- _Description of the task_: Scan the records for the word "this". Copy each line that includes it.

- _Data excerpts_:
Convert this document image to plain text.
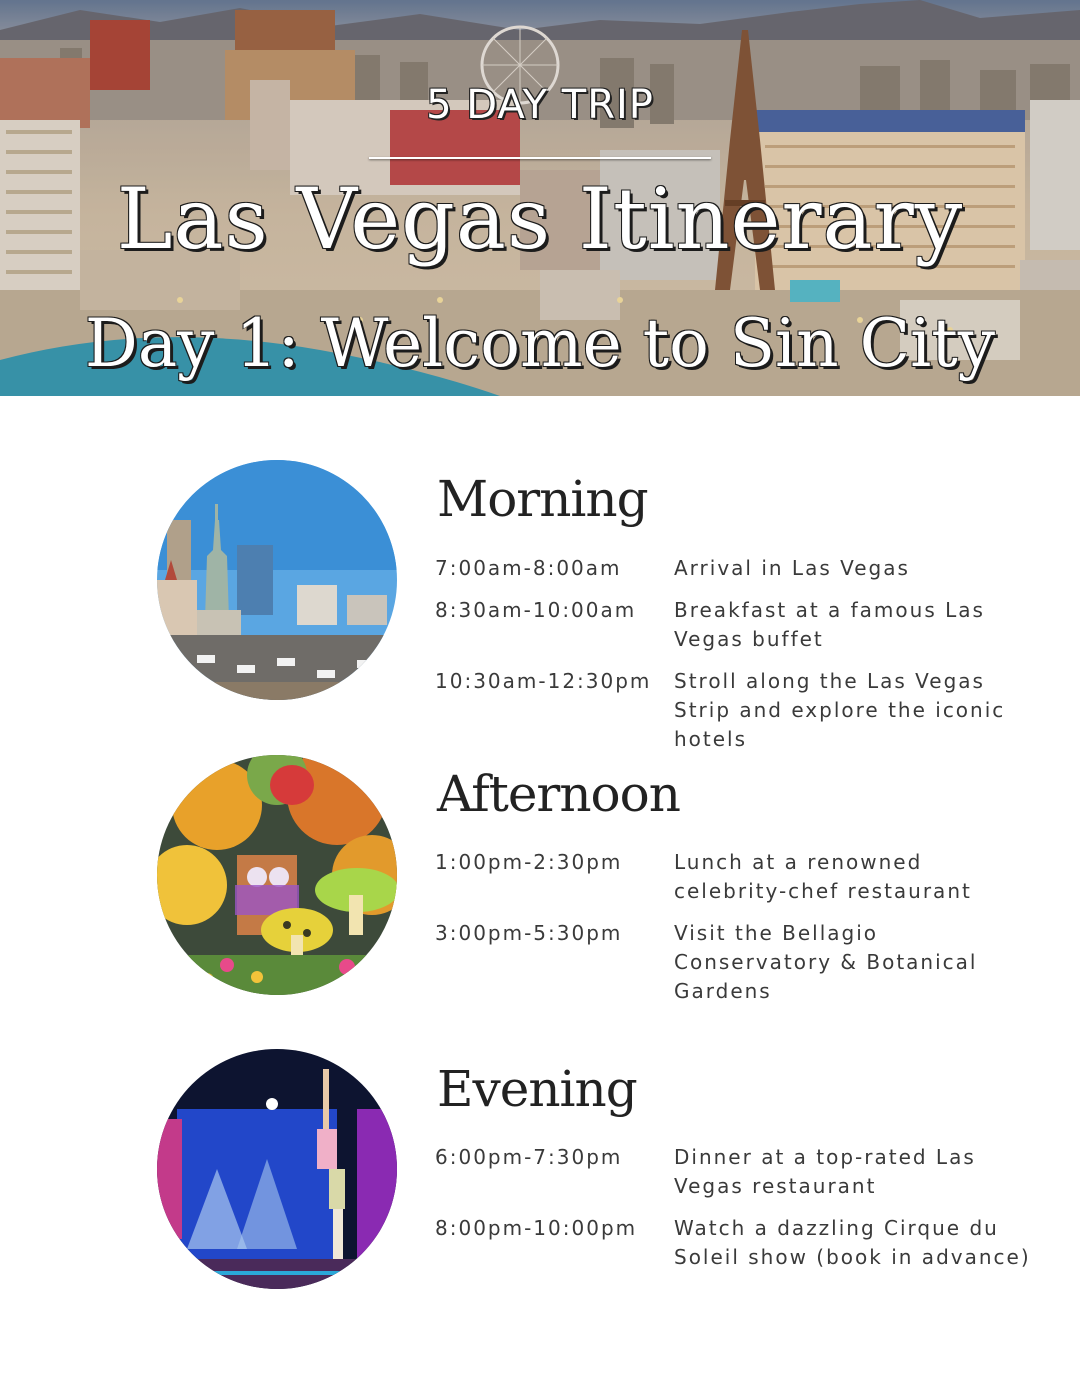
5 DAY TRIP
Las Vegas Itinerary
Day 1: Welcome to Sin City
Morning
7:00am-8:00am	Arrival in Las Vegas
8:30am-10:00am	Breakfast at a famous Las Vegas buffet
10:30am-12:30pm	Stroll along the Las Vegas Strip and explore the iconic hotels
Afternoon
1:00pm-2:30pm	Lunch at a renowned celebrity-chef restaurant
3:00pm-5:30pm	Visit the Bellagio Conservatory & Botanical Gardens
Evening
6:00pm-7:30pm	Dinner at a top-rated Las Vegas restaurant
8:00pm-10:00pm	Watch a dazzling Cirque du Soleil show (book in advance)
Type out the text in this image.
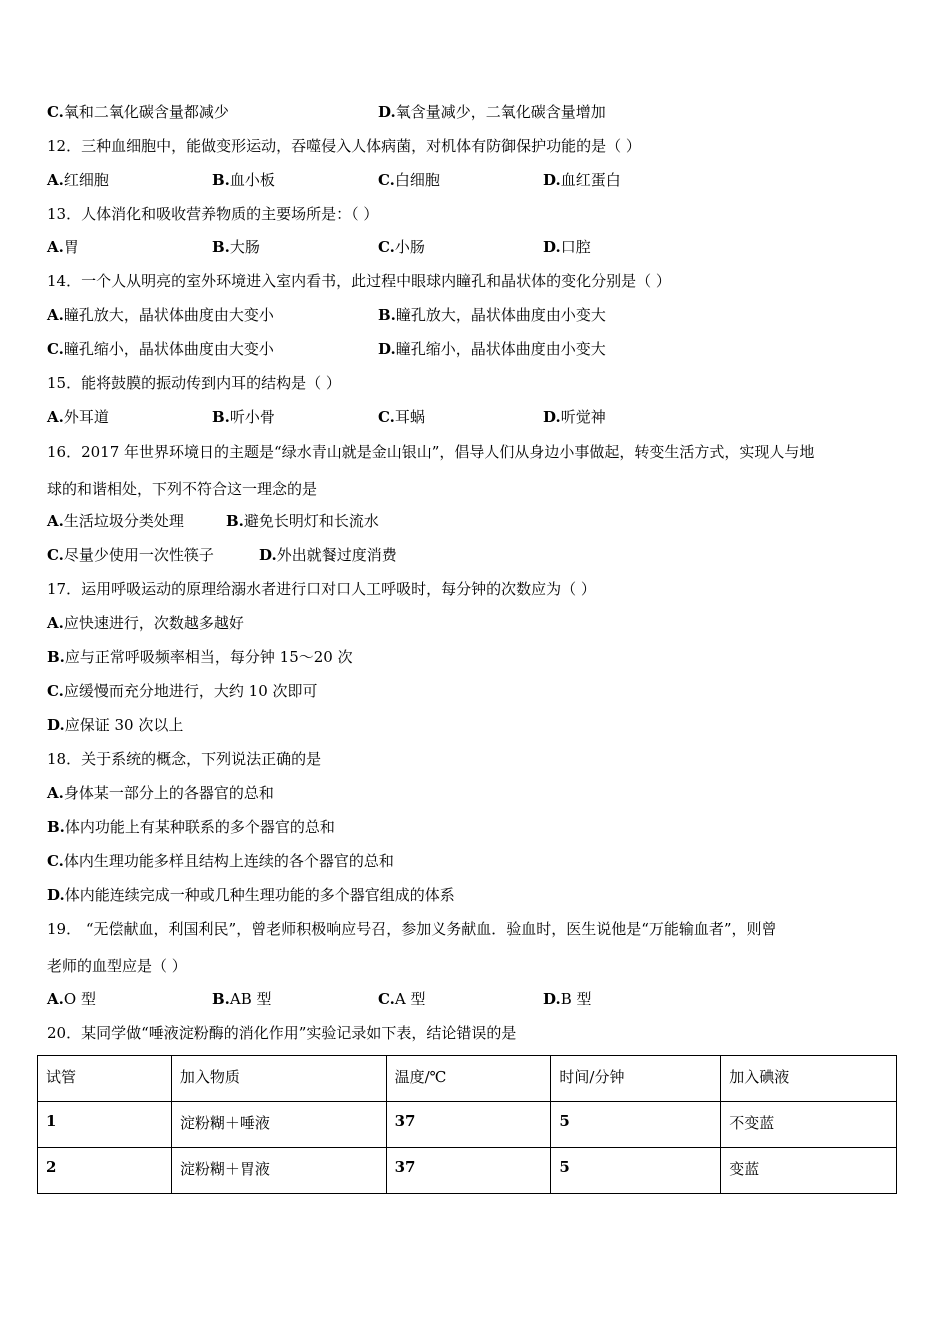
C.氧和二氧化碳含量都减少	D.氧含量减少，二氧化碳含量增加
12．三种血细胞中，能做变形运动，吞噬侵入人体病菌，对机体有防御保护功能的是（ ）
A.红细胞	B.血小板	C.白细胞	D.血红蛋白
13．人体消化和吸收营养物质的主要场所是：（ ）
A.胃	B.大肠	C.小肠	D.口腔
14．一个人从明亮的室外环境进入室内看书，此过程中眼球内瞳孔和晶状体的变化分别是（ ）
A.瞳孔放大，晶状体曲度由大变小	B.瞳孔放大，晶状体曲度由小变大
C.瞳孔缩小，晶状体曲度由大变小	D.瞳孔缩小，晶状体曲度由小变大
15．能将鼓膜的振动传到内耳的结构是（ ）
A.外耳道	B.听小骨	C.耳蜗	D.听觉神
16．2017 年世界环境日的主题是“绿水青山就是金山银山”，倡导人们从身边小事做起，转变生活方式，实现人与地
球的和谐相处，下列不符合这一理念的是
A.生活垃圾分类处理	B.避免长明灯和长流水
C.尽量少使用一次性筷子	D.外出就餐过度消费
17．运用呼吸运动的原理给溺水者进行口对口人工呼吸时，每分钟的次数应为（ ）
A.应快速进行，次数越多越好
B.应与正常呼吸频率相当，每分钟 15～20 次
C.应缓慢而充分地进行，大约 10 次即可
D.应保证 30 次以上
18．关于系统的概念，下列说法正确的是
A.身体某一部分上的各器官的总和
B.体内功能上有某种联系的多个器官的总和
C.体内生理功能多样且结构上连续的各个器官的总和
D.体内能连续完成一种或几种生理功能的多个器官组成的体系
19． “无偿献血，利国利民”，曾老师积极响应号召，参加义务献血．验血时，医生说他是“万能输血者”，则曾
老师的血型应是（ ）
A.O 型	B.AB 型	C.A 型	D.B 型
20．某同学做“唾液淀粉酶的消化作用”实验记录如下表，结论错误的是
试管	加入物质	温度/℃	时间/分钟	加入碘液
1	淀粉糊＋唾液	37	5	不变蓝
2	淀粉糊＋胃液	37	5	变蓝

- _Answer to the task_:
Convert this document image to plain text.
Type out the text in this image.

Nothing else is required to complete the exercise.